> _DIRECTIONS FOR THIS TASK_
Each entry below should be returned exactly as is, with the pictures removed.

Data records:

* Begin *

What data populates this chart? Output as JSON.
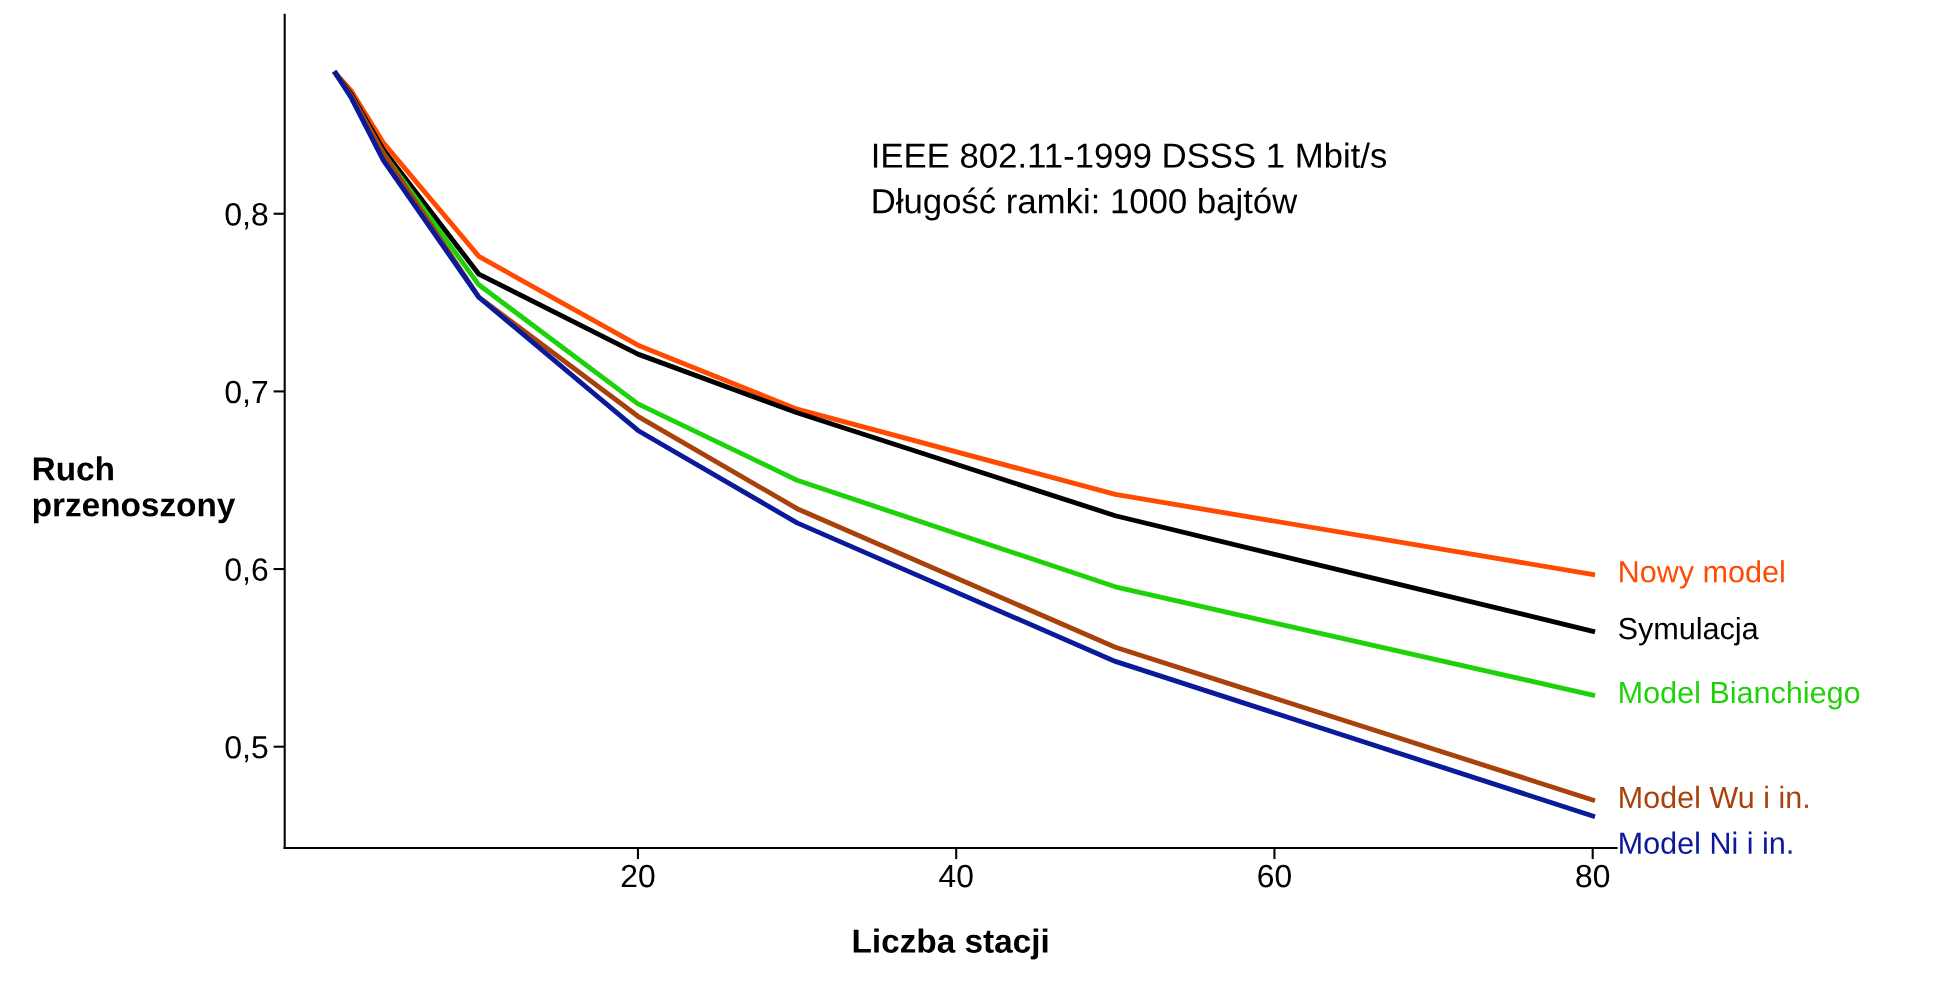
{
  "chart_data": {
    "type": "line",
    "xlabel": "Liczba stacji",
    "ylabel": "Ruch\nprzenoszony",
    "annotations": [
      "IEEE 802.11-1999 DSSS 1 Mbit/s\nDługość ramki: 1000 bajtów"
    ],
    "x": [
      1,
      2,
      4,
      10,
      20,
      30,
      50,
      80
    ],
    "series": [
      {
        "name": "Nowy model",
        "color": "#ff4a00",
        "values": [
          0.879,
          0.869,
          0.84,
          0.776,
          0.726,
          0.69,
          0.642,
          0.597
        ]
      },
      {
        "name": "Symulacja",
        "color": "#000000",
        "values": [
          0.879,
          0.867,
          0.836,
          0.766,
          0.721,
          0.688,
          0.63,
          0.565
        ]
      },
      {
        "name": "Model Bianchiego",
        "color": "#1ed20a",
        "values": [
          0.879,
          0.866,
          0.834,
          0.76,
          0.693,
          0.65,
          0.59,
          0.529
        ]
      },
      {
        "name": "Model Wu i in.",
        "color": "#a8420a",
        "values": [
          0.879,
          0.866,
          0.834,
          0.753,
          0.686,
          0.634,
          0.556,
          0.47
        ]
      },
      {
        "name": "Model Ni i in.",
        "color": "#0a1a9a",
        "values": [
          0.879,
          0.865,
          0.83,
          0.753,
          0.678,
          0.626,
          0.548,
          0.461
        ]
      }
    ],
    "xlim": [
      -2.2,
      81.5
    ],
    "ylim": [
      0.443,
      0.912
    ],
    "xticks": [
      20,
      40,
      60,
      80
    ],
    "yticks": [
      {
        "value": 0.5,
        "label": "0,5"
      },
      {
        "value": 0.6,
        "label": "0,6"
      },
      {
        "value": 0.7,
        "label": "0,7"
      },
      {
        "value": 0.8,
        "label": "0,8"
      }
    ],
    "grid": false,
    "legend": false,
    "marker": "none",
    "line_style": "solid"
  }
}
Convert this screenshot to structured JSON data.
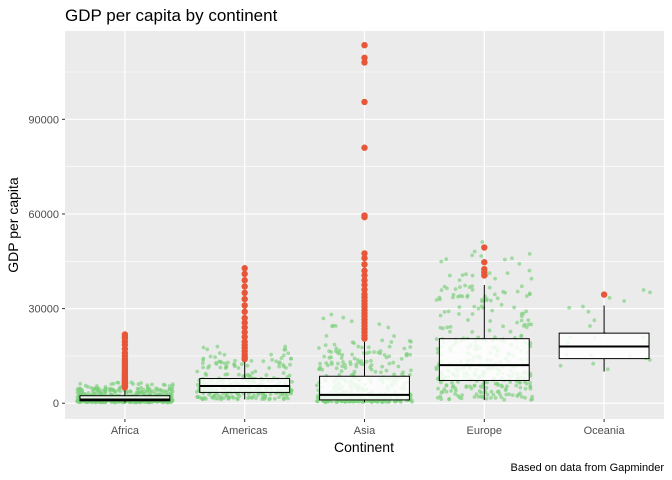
{
  "chart_data": {
    "type": "box",
    "title": "GDP per capita by continent",
    "xlabel": "Continent",
    "ylabel": "GDP per capita",
    "caption": "Based on data from Gapminder",
    "categories": [
      "Africa",
      "Americas",
      "Asia",
      "Europe",
      "Oceania"
    ],
    "ylim": [
      -5000,
      118000
    ],
    "yticks": [
      0,
      30000,
      60000,
      90000
    ],
    "ytick_labels": [
      "0",
      "30000",
      "60000",
      "90000"
    ],
    "grid": true,
    "colors": {
      "panel": "#ebebeb",
      "gridline": "#ffffff",
      "jitter_points": "#7bd07b",
      "outliers": "#e8563a",
      "box_fill": "#ffffff",
      "box_stroke": "#000000"
    },
    "boxes": [
      {
        "category": "Africa",
        "min": 241,
        "q1": 761,
        "median": 1192,
        "q3": 2377,
        "max": 4800,
        "outliers": [
          5000,
          5300,
          5600,
          5900,
          6200,
          6500,
          6800,
          7100,
          7400,
          7700,
          8000,
          8400,
          8800,
          9300,
          9800,
          10300,
          11000,
          11800,
          12500,
          13200,
          14000,
          15000,
          16000,
          17200,
          18500,
          19500,
          20500,
          21200,
          21800
        ]
      },
      {
        "category": "Americas",
        "min": 1200,
        "q1": 3428,
        "median": 5466,
        "q3": 7830,
        "max": 13500,
        "outliers": [
          14000,
          14700,
          15500,
          16500,
          17500,
          18500,
          19500,
          21000,
          22500,
          24000,
          25500,
          27000,
          29000,
          31000,
          33000,
          35000,
          37000,
          39000,
          41000,
          42800
        ]
      },
      {
        "category": "Asia",
        "min": 331,
        "q1": 1057,
        "median": 2647,
        "q3": 8549,
        "max": 19500,
        "outliers": [
          20500,
          21500,
          22500,
          23500,
          24500,
          25500,
          26500,
          27500,
          28500,
          29500,
          30500,
          31500,
          32500,
          33500,
          34500,
          36000,
          37500,
          39000,
          40500,
          42000,
          44000,
          46000,
          47500,
          59000,
          59500,
          81000,
          95500,
          108000,
          109500,
          113500
        ]
      },
      {
        "category": "Europe",
        "min": 973,
        "q1": 7213,
        "median": 12082,
        "q3": 20461,
        "max": 37500,
        "outliers": [
          40500,
          41500,
          42500,
          44700,
          49357
        ]
      },
      {
        "category": "Oceania",
        "min": 10040,
        "q1": 14142,
        "median": 17983,
        "q3": 22214,
        "max": 31000,
        "outliers": [
          34435
        ]
      }
    ]
  }
}
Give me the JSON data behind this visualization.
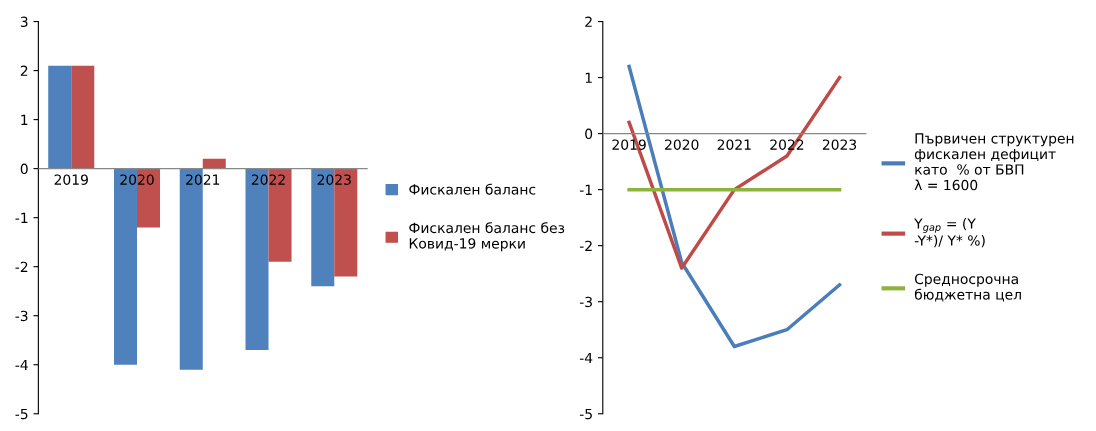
{
  "chart_data": [
    {
      "type": "bar",
      "categories": [
        "2019",
        "2020",
        "2021",
        "2022",
        "2023"
      ],
      "ylim": [
        -5,
        3
      ],
      "yticks": [
        -5,
        -4,
        -3,
        -2,
        -1,
        0,
        1,
        2,
        3
      ],
      "grid": false,
      "legend": "right",
      "series": [
        {
          "name": "Фискален баланс",
          "color": "#4f81bd",
          "values": [
            2.1,
            -4.0,
            -4.1,
            -3.7,
            -2.4
          ]
        },
        {
          "name": "Фискален баланс без Ковид-19 мерки",
          "color": "#c0504d",
          "values": [
            2.1,
            -1.2,
            0.2,
            -1.9,
            -2.2
          ]
        }
      ]
    },
    {
      "type": "line",
      "categories": [
        "2019",
        "2020",
        "2021",
        "2022",
        "2023"
      ],
      "ylim": [
        -5,
        2
      ],
      "yticks": [
        -5,
        -4,
        -3,
        -2,
        -1,
        0,
        1,
        2
      ],
      "grid": false,
      "legend": "right",
      "marker": "none",
      "series": [
        {
          "name": "Първичен структурен фискален дефицит като  % от БВП     λ = 1600",
          "color": "#4a7ebb",
          "values": [
            1.2,
            -2.3,
            -3.8,
            -3.5,
            -2.7
          ]
        },
        {
          "name": "Y$_{gap}$ = (Y -Y*)/ Y* %)",
          "color": "#be4b48",
          "values": [
            0.2,
            -2.4,
            -1.0,
            -0.4,
            1.0
          ]
        },
        {
          "name": "Средносрочна бюджетна цел",
          "color": "#8db33f",
          "values": [
            -1,
            -1,
            -1,
            -1,
            -1
          ]
        }
      ]
    }
  ]
}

* End *

> _SOLUTION TO THIS PROBLEM_
What data populates this chart? Output as JSON.
{
  "chart_data": {
    "type": "line",
    "xlabel": "Liczba stacji",
    "ylabel": "Ruch\nprzenoszony",
    "annotations": [
      "IEEE 802.11-1999 DSSS 1 Mbit/s\nDługość ramki: 1000 bajtów"
    ],
    "x": [
      1,
      2,
      4,
      10,
      20,
      30,
      50,
      80
    ],
    "series": [
      {
        "name": "Nowy model",
        "color": "#ff4a00",
        "values": [
          0.879,
          0.869,
          0.84,
          0.776,
          0.726,
          0.69,
          0.642,
          0.597
        ]
      },
      {
        "name": "Symulacja",
        "color": "#000000",
        "values": [
          0.879,
          0.867,
          0.836,
          0.766,
          0.721,
          0.688,
          0.63,
          0.565
        ]
      },
      {
        "name": "Model Bianchiego",
        "color": "#1ed20a",
        "values": [
          0.879,
          0.866,
          0.834,
          0.76,
          0.693,
          0.65,
          0.59,
          0.529
        ]
      },
      {
        "name": "Model Wu i in.",
        "color": "#a8420a",
        "values": [
          0.879,
          0.866,
          0.834,
          0.753,
          0.686,
          0.634,
          0.556,
          0.47
        ]
      },
      {
        "name": "Model Ni i in.",
        "color": "#0a1a9a",
        "values": [
          0.879,
          0.865,
          0.83,
          0.753,
          0.678,
          0.626,
          0.548,
          0.461
        ]
      }
    ],
    "xlim": [
      -2.2,
      81.5
    ],
    "ylim": [
      0.443,
      0.912
    ],
    "xticks": [
      20,
      40,
      60,
      80
    ],
    "yticks": [
      {
        "value": 0.5,
        "label": "0,5"
      },
      {
        "value": 0.6,
        "label": "0,6"
      },
      {
        "value": 0.7,
        "label": "0,7"
      },
      {
        "value": 0.8,
        "label": "0,8"
      }
    ],
    "grid": false,
    "legend": false,
    "marker": "none",
    "line_style": "solid"
  }
}
Convert this screenshot to structured JSON data.
{
  "chart_data": {
    "type": "box",
    "title": "GDP per capita by continent",
    "xlabel": "Continent",
    "ylabel": "GDP per capita",
    "caption": "Based on data from Gapminder",
    "categories": [
      "Africa",
      "Americas",
      "Asia",
      "Europe",
      "Oceania"
    ],
    "ylim": [
      -5000,
      118000
    ],
    "yticks": [
      0,
      30000,
      60000,
      90000
    ],
    "ytick_labels": [
      "0",
      "30000",
      "60000",
      "90000"
    ],
    "grid": true,
    "colors": {
      "panel": "#ebebeb",
      "gridline": "#ffffff",
      "jitter_points": "#7bd07b",
      "outliers": "#e8563a",
      "box_fill": "#ffffff",
      "box_stroke": "#000000"
    },
    "boxes": [
      {
        "category": "Africa",
        "min": 241,
        "q1": 761,
        "median": 1192,
        "q3": 2377,
        "max": 4800,
        "outliers": [
          5000,
          5300,
          5600,
          5900,
          6200,
          6500,
          6800,
          7100,
          7400,
          7700,
          8000,
          8400,
          8800,
          9300,
          9800,
          10300,
          11000,
          11800,
          12500,
          13200,
          14000,
          15000,
          16000,
          17200,
          18500,
          19500,
          20500,
          21200,
          21800
        ]
      },
      {
        "category": "Americas",
        "min": 1200,
        "q1": 3428,
        "median": 5466,
        "q3": 7830,
        "max": 13500,
        "outliers": [
          14000,
          14700,
          15500,
          16500,
          17500,
          18500,
          19500,
          21000,
          22500,
          24000,
          25500,
          27000,
          29000,
          31000,
          33000,
          35000,
          37000,
          39000,
          41000,
          42800
        ]
      },
      {
        "category": "Asia",
        "min": 331,
        "q1": 1057,
        "median": 2647,
        "q3": 8549,
        "max": 19500,
        "outliers": [
          20500,
          21500,
          22500,
          23500,
          24500,
          25500,
          26500,
          27500,
          28500,
          29500,
          30500,
          31500,
          32500,
          33500,
          34500,
          36000,
          37500,
          39000,
          40500,
          42000,
          44000,
          46000,
          47500,
          59000,
          59500,
          81000,
          95500,
          108000,
          109500,
          113500
        ]
      },
      {
        "category": "Europe",
        "min": 973,
        "q1": 7213,
        "median": 12082,
        "q3": 20461,
        "max": 37500,
        "outliers": [
          40500,
          41500,
          42500,
          44700,
          49357
        ]
      },
      {
        "category": "Oceania",
        "min": 10040,
        "q1": 14142,
        "median": 17983,
        "q3": 22214,
        "max": 31000,
        "outliers": [
          34435
        ]
      }
    ]
  }
}
Give me the JSON data behind this visualization.
{
  "chart_data": [
    {
      "type": "bar",
      "categories": [
        "2019",
        "2020",
        "2021",
        "2022",
        "2023"
      ],
      "ylim": [
        -5,
        3
      ],
      "yticks": [
        -5,
        -4,
        -3,
        -2,
        -1,
        0,
        1,
        2,
        3
      ],
      "grid": false,
      "legend": "right",
      "series": [
        {
          "name": "Фискален баланс",
          "color": "#4f81bd",
          "values": [
            2.1,
            -4.0,
            -4.1,
            -3.7,
            -2.4
          ]
        },
        {
          "name": "Фискален баланс без Ковид-19 мерки",
          "color": "#c0504d",
          "values": [
            2.1,
            -1.2,
            0.2,
            -1.9,
            -2.2
          ]
        }
      ]
    },
    {
      "type": "line",
      "categories": [
        "2019",
        "2020",
        "2021",
        "2022",
        "2023"
      ],
      "ylim": [
        -5,
        2
      ],
      "yticks": [
        -5,
        -4,
        -3,
        -2,
        -1,
        0,
        1,
        2
      ],
      "grid": false,
      "legend": "right",
      "marker": "none",
      "series": [
        {
          "name": "Първичен структурен фискален дефицит като  % от БВП     λ = 1600",
          "color": "#4a7ebb",
          "values": [
            1.2,
            -2.3,
            -3.8,
            -3.5,
            -2.7
          ]
        },
        {
          "name": "Y$_{gap}$ = (Y -Y*)/ Y* %)",
          "color": "#be4b48",
          "values": [
            0.2,
            -2.4,
            -1.0,
            -0.4,
            1.0
          ]
        },
        {
          "name": "Средносрочна бюджетна цел",
          "color": "#8db33f",
          "values": [
            -1,
            -1,
            -1,
            -1,
            -1
          ]
        }
      ]
    }
  ]
}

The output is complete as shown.